Collect all lines containing the word "label" from the data.

*** Data for this task ***

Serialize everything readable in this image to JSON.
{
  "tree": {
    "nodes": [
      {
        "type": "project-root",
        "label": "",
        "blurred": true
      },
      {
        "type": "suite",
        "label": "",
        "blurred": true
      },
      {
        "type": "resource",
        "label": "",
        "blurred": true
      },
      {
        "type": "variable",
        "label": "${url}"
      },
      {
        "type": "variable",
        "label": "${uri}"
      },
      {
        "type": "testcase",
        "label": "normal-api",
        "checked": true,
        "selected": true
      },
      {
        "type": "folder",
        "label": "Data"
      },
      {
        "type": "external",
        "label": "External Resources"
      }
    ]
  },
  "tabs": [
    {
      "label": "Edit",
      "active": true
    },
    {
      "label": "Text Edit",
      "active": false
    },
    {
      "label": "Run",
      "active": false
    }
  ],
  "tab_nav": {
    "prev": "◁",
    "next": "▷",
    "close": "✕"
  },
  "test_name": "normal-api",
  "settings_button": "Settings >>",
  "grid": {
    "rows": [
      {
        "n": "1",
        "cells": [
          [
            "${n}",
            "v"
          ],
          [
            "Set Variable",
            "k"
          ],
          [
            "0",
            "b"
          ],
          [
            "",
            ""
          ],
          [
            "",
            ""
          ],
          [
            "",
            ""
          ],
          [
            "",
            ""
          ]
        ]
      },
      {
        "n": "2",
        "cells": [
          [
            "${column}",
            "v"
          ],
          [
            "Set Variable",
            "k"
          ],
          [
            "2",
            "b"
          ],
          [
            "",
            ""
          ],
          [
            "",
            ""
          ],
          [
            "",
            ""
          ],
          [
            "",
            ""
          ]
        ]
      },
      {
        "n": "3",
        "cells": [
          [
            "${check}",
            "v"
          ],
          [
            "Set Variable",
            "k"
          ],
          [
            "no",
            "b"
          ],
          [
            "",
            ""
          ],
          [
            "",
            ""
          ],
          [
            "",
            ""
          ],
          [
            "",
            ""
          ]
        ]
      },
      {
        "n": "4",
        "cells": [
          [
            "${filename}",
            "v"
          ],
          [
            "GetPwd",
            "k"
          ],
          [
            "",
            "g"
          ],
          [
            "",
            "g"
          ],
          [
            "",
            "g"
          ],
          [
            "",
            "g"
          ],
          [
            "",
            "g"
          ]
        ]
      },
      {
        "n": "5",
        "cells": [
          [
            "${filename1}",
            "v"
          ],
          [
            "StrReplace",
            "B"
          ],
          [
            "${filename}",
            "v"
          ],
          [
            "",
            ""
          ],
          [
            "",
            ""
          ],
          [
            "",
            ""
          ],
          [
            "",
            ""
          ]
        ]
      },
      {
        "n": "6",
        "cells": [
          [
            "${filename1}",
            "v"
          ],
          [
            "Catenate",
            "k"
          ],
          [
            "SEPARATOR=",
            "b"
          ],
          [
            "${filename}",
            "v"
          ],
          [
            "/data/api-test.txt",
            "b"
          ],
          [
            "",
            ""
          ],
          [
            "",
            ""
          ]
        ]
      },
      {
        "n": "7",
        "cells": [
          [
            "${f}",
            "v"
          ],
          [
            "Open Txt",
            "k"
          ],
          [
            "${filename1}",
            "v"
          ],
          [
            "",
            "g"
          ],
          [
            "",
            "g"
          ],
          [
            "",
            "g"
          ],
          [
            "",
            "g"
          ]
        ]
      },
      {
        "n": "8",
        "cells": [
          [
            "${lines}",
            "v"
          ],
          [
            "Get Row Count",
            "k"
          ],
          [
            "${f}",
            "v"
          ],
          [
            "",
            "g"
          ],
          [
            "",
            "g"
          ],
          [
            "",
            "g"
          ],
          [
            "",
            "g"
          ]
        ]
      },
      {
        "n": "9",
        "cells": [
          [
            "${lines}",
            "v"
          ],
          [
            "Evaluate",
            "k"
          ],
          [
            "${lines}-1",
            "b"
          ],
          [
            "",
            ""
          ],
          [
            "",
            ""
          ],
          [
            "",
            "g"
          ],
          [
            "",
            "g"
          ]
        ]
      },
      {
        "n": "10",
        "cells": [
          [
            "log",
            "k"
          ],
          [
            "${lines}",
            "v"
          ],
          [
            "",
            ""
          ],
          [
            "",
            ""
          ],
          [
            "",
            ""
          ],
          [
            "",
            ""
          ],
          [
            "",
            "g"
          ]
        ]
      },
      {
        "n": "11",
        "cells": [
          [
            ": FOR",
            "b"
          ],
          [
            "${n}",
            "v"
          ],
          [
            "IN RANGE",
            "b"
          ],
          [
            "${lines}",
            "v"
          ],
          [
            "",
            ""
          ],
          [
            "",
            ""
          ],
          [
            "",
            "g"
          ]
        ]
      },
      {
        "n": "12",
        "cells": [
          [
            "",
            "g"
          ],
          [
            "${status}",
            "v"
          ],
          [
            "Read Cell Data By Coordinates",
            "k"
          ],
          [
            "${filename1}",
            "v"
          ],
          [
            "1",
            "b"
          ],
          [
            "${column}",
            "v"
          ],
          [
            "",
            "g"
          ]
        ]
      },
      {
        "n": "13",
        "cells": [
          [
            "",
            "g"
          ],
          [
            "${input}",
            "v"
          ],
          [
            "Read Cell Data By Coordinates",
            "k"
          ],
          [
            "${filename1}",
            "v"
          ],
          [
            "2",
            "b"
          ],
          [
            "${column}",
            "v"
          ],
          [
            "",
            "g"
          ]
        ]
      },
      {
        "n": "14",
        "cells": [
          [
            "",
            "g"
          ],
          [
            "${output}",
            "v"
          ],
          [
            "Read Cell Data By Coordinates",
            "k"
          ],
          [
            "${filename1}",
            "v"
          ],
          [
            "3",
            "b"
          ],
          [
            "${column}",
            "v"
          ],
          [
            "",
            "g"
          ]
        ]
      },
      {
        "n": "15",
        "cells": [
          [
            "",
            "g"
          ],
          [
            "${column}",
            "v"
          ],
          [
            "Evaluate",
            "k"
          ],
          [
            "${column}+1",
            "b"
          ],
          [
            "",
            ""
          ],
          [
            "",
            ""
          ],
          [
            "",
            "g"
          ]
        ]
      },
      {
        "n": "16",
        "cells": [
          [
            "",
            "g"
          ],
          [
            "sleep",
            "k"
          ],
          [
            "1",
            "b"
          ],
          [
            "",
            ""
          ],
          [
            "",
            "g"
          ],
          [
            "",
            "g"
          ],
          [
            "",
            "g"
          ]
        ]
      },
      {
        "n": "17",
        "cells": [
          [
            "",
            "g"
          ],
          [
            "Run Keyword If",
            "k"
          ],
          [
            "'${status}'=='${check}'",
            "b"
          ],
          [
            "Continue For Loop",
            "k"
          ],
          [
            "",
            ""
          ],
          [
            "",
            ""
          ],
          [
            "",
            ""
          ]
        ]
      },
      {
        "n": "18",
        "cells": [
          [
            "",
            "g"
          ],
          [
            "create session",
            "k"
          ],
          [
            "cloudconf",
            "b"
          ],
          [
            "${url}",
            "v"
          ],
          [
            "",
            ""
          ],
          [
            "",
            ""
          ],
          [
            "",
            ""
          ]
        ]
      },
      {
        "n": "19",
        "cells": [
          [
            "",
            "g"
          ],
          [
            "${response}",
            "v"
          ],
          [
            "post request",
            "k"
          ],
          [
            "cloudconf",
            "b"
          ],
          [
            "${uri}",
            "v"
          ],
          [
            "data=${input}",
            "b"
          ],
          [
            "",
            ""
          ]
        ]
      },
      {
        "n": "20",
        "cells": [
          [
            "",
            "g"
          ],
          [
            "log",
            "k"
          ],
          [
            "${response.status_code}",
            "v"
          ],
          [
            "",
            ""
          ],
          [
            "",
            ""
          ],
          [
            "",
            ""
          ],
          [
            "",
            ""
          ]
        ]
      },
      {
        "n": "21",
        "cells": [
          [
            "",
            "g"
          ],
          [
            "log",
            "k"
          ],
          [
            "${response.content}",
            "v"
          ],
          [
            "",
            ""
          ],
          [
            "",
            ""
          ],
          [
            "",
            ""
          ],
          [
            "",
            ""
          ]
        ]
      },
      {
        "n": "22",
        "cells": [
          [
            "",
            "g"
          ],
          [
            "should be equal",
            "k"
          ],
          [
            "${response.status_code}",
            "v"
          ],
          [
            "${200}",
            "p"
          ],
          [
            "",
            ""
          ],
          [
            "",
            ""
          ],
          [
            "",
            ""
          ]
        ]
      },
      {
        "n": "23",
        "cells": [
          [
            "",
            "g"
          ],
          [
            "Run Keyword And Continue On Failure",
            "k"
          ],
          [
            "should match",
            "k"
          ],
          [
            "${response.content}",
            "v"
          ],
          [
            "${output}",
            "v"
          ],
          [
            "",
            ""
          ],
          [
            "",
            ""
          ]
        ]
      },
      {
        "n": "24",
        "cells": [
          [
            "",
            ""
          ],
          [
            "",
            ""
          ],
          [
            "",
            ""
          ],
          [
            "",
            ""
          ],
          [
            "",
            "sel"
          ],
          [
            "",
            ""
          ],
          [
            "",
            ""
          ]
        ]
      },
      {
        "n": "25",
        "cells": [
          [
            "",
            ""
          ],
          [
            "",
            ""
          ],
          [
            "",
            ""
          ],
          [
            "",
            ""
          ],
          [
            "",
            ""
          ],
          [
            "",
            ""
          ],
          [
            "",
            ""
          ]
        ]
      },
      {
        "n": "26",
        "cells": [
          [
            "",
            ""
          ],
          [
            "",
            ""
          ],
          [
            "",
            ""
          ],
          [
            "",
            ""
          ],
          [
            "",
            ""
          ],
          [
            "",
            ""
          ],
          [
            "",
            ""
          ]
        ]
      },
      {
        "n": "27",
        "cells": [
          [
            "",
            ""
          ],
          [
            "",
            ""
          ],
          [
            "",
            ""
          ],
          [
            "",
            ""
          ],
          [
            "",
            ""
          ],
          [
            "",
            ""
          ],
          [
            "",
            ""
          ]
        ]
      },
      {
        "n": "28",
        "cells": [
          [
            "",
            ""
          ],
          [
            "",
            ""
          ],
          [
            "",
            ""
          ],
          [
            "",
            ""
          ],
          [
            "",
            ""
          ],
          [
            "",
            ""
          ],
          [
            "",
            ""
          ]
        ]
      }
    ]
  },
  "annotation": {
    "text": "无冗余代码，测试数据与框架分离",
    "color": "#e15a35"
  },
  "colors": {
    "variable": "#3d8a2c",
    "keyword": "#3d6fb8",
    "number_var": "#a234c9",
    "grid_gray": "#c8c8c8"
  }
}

***

> _Solution to this problem_:
        "label": "",
        "label": "",
        "label": "",
        "label": "${url}"
        "label": "${uri}"
        "label": "normal-api",
        "label": "Data"
        "label": "External Resources"
      "label": "Edit",
      "label": "Text Edit",
      "label": "Run",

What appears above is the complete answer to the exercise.